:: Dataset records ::
_____
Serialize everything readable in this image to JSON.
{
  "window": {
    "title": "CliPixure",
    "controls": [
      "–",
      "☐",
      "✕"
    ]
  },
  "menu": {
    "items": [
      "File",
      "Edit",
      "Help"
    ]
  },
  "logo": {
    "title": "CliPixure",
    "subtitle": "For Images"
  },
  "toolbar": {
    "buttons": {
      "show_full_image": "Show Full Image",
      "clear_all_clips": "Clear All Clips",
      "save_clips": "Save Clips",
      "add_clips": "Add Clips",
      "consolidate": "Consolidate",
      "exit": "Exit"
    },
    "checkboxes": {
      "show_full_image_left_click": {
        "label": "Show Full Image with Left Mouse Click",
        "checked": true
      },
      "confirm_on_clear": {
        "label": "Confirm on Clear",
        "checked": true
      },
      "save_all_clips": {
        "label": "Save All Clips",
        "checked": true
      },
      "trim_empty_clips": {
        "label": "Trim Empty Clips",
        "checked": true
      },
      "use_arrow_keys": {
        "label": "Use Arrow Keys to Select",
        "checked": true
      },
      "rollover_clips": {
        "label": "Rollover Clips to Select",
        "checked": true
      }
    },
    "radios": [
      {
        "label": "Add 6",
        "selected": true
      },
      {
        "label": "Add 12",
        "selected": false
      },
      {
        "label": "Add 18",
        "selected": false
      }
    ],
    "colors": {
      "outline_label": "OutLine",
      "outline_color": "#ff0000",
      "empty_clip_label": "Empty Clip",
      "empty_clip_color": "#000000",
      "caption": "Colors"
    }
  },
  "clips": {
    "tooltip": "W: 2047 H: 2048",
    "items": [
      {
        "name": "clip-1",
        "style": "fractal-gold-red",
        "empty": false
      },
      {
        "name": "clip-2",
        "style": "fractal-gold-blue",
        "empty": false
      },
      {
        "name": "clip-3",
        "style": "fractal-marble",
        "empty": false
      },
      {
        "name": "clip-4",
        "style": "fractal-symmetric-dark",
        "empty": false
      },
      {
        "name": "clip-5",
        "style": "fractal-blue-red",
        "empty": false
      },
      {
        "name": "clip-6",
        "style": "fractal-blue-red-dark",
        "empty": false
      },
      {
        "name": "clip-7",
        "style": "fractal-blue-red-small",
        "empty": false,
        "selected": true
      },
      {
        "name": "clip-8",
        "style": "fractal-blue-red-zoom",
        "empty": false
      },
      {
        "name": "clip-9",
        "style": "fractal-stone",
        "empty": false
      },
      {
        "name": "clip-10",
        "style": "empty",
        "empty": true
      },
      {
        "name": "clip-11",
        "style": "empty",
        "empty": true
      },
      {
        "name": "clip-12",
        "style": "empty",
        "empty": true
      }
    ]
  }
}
_____
:: WRITTEN TASK ::
Please restate the whole listing word for word.

:: EXERCISE RESULT ::
Serialize everything readable in this image to JSON.
{
  "window": {
    "title": "CliPixure",
    "controls": [
      "–",
      "☐",
      "✕"
    ]
  },
  "menu": {
    "items": [
      "File",
      "Edit",
      "Help"
    ]
  },
  "logo": {
    "title": "CliPixure",
    "subtitle": "For Images"
  },
  "toolbar": {
    "buttons": {
      "show_full_image": "Show Full Image",
      "clear_all_clips": "Clear All Clips",
      "save_clips": "Save Clips",
      "add_clips": "Add Clips",
      "consolidate": "Consolidate",
      "exit": "Exit"
    },
    "checkboxes": {
      "show_full_image_left_click": {
        "label": "Show Full Image with Left Mouse Click",
        "checked": true
      },
      "confirm_on_clear": {
        "label": "Confirm on Clear",
        "checked": true
      },
      "save_all_clips": {
        "label": "Save All Clips",
        "checked": true
      },
      "trim_empty_clips": {
        "label": "Trim Empty Clips",
        "checked": true
      },
      "use_arrow_keys": {
        "label": "Use Arrow Keys to Select",
        "checked": true
      },
      "rollover_clips": {
        "label": "Rollover Clips to Select",
        "checked": true
      }
    },
    "radios": [
      {
        "label": "Add 6",
        "selected": true
      },
      {
        "label": "Add 12",
        "selected": false
      },
      {
        "label": "Add 18",
        "selected": false
      }
    ],
    "colors": {
      "outline_label": "OutLine",
      "outline_color": "#ff0000",
      "empty_clip_label": "Empty Clip",
      "empty_clip_color": "#000000",
      "caption": "Colors"
    }
  },
  "clips": {
    "tooltip": "W: 2047 H: 2048",
    "items": [
      {
        "name": "clip-1",
        "style": "fractal-gold-red",
        "empty": false
      },
      {
        "name": "clip-2",
        "style": "fractal-gold-blue",
        "empty": false
      },
      {
        "name": "clip-3",
        "style": "fractal-marble",
        "empty": false
      },
      {
        "name": "clip-4",
        "style": "fractal-symmetric-dark",
        "empty": false
      },
      {
        "name": "clip-5",
        "style": "fractal-blue-red",
        "empty": false
      },
      {
        "name": "clip-6",
        "style": "fractal-blue-red-dark",
        "empty": false
      },
      {
        "name": "clip-7",
        "style": "fractal-blue-red-small",
        "empty": false,
        "selected": true
      },
      {
        "name": "clip-8",
        "style": "fractal-blue-red-zoom",
        "empty": false
      },
      {
        "name": "clip-9",
        "style": "fractal-stone",
        "empty": false
      },
      {
        "name": "clip-10",
        "style": "empty",
        "empty": true
      },
      {
        "name": "clip-11",
        "style": "empty",
        "empty": true
      },
      {
        "name": "clip-12",
        "style": "empty",
        "empty": true
      }
    ]
  }
}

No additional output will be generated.